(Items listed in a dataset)
-=-=-=-=-

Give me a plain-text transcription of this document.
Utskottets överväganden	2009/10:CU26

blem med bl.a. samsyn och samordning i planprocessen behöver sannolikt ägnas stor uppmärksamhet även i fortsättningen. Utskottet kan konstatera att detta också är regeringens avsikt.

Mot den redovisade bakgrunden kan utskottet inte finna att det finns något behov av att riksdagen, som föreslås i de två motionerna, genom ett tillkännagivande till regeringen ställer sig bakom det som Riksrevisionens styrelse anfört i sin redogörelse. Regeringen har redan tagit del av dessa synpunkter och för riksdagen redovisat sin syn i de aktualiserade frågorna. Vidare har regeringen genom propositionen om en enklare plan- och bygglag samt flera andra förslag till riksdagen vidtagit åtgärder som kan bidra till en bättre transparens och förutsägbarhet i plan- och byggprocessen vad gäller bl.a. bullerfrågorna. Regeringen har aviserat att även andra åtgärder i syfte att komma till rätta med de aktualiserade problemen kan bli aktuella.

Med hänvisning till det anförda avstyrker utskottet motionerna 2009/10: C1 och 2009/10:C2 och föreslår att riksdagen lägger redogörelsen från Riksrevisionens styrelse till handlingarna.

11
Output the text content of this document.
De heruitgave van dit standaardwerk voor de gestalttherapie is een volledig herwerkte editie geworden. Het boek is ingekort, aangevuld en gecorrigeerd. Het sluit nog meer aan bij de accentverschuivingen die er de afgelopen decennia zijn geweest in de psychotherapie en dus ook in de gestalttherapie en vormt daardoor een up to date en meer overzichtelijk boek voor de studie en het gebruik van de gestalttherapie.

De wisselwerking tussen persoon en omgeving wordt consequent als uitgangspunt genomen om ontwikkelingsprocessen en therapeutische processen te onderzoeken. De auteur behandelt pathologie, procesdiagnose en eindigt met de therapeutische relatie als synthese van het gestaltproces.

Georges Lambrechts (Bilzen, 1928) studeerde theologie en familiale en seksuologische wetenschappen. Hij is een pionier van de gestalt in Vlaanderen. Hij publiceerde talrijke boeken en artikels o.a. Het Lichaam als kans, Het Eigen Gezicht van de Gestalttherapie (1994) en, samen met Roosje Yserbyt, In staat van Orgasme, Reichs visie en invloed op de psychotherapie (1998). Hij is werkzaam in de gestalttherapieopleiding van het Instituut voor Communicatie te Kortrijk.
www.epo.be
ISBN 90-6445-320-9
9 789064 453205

-=-=-=-=-

__Exercise__
Please find, in the entries above, every line where "text" occurs, and copy it.

__Answer section__
Give me a plain-text transcription of this document.
Output the text content of this document.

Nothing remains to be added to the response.